> _A run of records_
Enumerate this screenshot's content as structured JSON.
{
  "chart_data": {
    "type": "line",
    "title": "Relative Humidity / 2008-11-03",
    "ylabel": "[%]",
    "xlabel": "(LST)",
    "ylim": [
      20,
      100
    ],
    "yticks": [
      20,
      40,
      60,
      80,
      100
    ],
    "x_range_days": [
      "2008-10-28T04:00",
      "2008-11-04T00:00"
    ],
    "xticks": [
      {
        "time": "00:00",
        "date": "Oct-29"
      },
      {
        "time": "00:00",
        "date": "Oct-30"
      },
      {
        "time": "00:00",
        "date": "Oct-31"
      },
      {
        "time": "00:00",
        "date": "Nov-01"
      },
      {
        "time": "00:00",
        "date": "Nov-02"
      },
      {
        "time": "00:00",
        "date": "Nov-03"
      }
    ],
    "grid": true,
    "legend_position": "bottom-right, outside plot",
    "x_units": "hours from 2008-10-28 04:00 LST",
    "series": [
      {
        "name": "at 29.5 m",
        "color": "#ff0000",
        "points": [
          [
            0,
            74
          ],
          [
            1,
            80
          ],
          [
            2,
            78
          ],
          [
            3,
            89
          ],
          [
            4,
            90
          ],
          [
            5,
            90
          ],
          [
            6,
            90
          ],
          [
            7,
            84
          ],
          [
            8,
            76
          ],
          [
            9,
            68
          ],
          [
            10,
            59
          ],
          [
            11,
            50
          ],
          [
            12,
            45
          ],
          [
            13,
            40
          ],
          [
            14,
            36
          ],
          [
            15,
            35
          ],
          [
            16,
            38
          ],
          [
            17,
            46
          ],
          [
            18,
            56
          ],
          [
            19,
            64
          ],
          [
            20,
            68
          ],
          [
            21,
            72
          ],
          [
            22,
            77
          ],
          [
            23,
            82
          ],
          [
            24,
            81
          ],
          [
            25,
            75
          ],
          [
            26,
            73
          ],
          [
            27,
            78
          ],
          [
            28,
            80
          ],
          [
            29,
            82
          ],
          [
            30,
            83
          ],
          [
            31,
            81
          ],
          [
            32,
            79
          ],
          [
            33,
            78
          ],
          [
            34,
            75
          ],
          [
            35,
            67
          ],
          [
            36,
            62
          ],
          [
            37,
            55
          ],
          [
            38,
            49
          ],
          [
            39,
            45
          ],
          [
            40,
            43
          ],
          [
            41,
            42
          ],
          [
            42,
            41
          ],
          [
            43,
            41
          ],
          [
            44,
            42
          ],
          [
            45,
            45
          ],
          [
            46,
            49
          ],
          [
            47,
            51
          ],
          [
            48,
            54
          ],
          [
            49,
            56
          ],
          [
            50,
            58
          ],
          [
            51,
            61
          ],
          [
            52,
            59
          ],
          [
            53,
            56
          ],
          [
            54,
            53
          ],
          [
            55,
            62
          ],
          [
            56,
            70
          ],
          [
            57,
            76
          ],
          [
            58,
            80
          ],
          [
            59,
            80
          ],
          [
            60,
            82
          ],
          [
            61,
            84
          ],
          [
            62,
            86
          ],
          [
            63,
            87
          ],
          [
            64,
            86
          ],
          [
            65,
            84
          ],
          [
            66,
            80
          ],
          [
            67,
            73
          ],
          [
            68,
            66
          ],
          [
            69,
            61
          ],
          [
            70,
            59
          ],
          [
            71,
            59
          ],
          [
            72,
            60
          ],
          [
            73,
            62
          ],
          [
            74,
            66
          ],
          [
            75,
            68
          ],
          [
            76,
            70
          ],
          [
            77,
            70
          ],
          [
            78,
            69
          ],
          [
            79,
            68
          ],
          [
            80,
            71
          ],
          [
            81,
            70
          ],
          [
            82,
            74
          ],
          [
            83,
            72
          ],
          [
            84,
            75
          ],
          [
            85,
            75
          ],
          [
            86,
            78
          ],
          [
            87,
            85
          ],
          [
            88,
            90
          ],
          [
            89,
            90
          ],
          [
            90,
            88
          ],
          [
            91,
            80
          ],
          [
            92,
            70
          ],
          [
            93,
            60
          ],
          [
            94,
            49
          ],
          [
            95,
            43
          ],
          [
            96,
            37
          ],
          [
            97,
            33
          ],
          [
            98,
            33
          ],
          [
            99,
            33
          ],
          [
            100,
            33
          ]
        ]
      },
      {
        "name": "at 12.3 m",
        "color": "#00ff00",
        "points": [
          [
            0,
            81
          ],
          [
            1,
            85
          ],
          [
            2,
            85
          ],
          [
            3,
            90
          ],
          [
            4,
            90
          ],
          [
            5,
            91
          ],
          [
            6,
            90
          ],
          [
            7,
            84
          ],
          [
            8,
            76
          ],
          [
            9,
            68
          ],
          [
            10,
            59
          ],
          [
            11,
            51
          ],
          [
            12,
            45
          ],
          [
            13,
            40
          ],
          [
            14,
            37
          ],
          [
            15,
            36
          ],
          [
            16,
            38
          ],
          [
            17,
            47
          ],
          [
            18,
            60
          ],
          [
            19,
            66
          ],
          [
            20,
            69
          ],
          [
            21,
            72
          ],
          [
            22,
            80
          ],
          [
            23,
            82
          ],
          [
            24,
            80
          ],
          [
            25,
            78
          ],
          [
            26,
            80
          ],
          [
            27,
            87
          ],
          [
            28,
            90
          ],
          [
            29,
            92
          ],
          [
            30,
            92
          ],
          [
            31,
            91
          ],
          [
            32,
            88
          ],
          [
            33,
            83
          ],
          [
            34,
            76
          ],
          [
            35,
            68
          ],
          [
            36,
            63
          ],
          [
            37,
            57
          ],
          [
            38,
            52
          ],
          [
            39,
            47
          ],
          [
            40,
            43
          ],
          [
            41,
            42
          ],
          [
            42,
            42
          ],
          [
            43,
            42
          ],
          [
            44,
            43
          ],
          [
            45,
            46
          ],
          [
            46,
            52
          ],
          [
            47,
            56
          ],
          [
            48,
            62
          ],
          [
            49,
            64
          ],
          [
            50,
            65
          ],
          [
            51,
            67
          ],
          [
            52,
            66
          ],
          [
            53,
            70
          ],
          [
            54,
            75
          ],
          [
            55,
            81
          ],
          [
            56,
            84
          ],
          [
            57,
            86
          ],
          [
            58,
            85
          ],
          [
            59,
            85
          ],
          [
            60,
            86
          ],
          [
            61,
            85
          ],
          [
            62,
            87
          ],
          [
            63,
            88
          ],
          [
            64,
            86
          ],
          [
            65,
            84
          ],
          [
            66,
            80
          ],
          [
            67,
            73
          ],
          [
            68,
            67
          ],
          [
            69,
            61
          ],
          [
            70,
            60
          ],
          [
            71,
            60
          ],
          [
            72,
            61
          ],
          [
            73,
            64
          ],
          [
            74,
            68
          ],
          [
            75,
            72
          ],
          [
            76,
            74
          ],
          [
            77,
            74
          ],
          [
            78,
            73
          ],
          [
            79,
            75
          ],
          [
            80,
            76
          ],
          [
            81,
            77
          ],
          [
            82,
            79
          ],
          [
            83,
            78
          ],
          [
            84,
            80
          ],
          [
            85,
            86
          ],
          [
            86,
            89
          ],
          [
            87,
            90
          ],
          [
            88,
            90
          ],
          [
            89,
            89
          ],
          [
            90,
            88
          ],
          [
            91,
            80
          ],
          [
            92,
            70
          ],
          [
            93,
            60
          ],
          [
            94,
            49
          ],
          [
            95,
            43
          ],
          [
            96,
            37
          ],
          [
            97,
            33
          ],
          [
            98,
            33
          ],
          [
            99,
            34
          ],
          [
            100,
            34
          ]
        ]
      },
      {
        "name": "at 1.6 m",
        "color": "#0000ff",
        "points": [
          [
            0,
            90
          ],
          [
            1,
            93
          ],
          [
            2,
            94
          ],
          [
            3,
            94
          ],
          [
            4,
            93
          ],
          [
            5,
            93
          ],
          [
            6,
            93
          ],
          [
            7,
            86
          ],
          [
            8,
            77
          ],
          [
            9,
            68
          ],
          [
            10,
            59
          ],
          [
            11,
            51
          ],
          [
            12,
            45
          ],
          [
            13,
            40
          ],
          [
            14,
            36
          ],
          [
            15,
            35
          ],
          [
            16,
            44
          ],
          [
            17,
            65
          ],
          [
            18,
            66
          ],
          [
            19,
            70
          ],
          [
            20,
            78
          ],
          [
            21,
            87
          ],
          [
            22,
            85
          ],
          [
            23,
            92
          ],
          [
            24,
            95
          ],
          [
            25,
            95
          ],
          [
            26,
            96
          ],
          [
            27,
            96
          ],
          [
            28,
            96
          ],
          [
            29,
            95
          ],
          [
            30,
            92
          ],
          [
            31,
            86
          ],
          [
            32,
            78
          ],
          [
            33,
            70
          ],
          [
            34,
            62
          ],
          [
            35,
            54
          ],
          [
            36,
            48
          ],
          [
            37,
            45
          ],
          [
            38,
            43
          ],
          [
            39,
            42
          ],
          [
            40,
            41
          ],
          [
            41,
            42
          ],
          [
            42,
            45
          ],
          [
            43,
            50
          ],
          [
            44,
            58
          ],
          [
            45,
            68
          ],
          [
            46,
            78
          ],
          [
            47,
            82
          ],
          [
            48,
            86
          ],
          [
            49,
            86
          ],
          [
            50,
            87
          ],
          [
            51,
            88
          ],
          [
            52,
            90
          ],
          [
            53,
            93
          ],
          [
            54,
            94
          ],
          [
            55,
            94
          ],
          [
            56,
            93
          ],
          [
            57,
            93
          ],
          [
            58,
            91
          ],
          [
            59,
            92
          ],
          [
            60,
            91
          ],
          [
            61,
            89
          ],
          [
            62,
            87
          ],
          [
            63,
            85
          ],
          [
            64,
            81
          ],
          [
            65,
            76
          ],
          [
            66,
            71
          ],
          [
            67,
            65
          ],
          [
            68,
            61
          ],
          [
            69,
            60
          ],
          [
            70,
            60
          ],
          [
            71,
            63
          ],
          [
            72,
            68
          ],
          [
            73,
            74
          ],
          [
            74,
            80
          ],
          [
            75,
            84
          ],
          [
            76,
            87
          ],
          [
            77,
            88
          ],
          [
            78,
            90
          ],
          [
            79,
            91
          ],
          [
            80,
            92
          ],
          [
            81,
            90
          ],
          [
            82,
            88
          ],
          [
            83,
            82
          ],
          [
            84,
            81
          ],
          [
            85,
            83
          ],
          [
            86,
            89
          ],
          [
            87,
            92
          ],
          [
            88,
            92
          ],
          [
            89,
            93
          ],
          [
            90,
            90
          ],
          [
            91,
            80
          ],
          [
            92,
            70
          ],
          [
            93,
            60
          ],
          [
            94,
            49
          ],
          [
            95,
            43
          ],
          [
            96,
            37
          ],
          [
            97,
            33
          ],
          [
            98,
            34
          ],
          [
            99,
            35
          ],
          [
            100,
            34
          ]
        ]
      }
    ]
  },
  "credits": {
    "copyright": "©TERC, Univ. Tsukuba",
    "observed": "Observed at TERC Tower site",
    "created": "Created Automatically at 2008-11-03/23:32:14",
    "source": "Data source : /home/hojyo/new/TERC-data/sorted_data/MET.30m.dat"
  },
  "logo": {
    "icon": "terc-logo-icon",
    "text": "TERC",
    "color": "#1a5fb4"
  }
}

> _What to do_
Pull out and copy each line containing the string "color".

> _Problem solution_
        "color": "#ff0000",
        "color": "#00ff00",
        "color": "#0000ff",
    "color": "#1a5fb4"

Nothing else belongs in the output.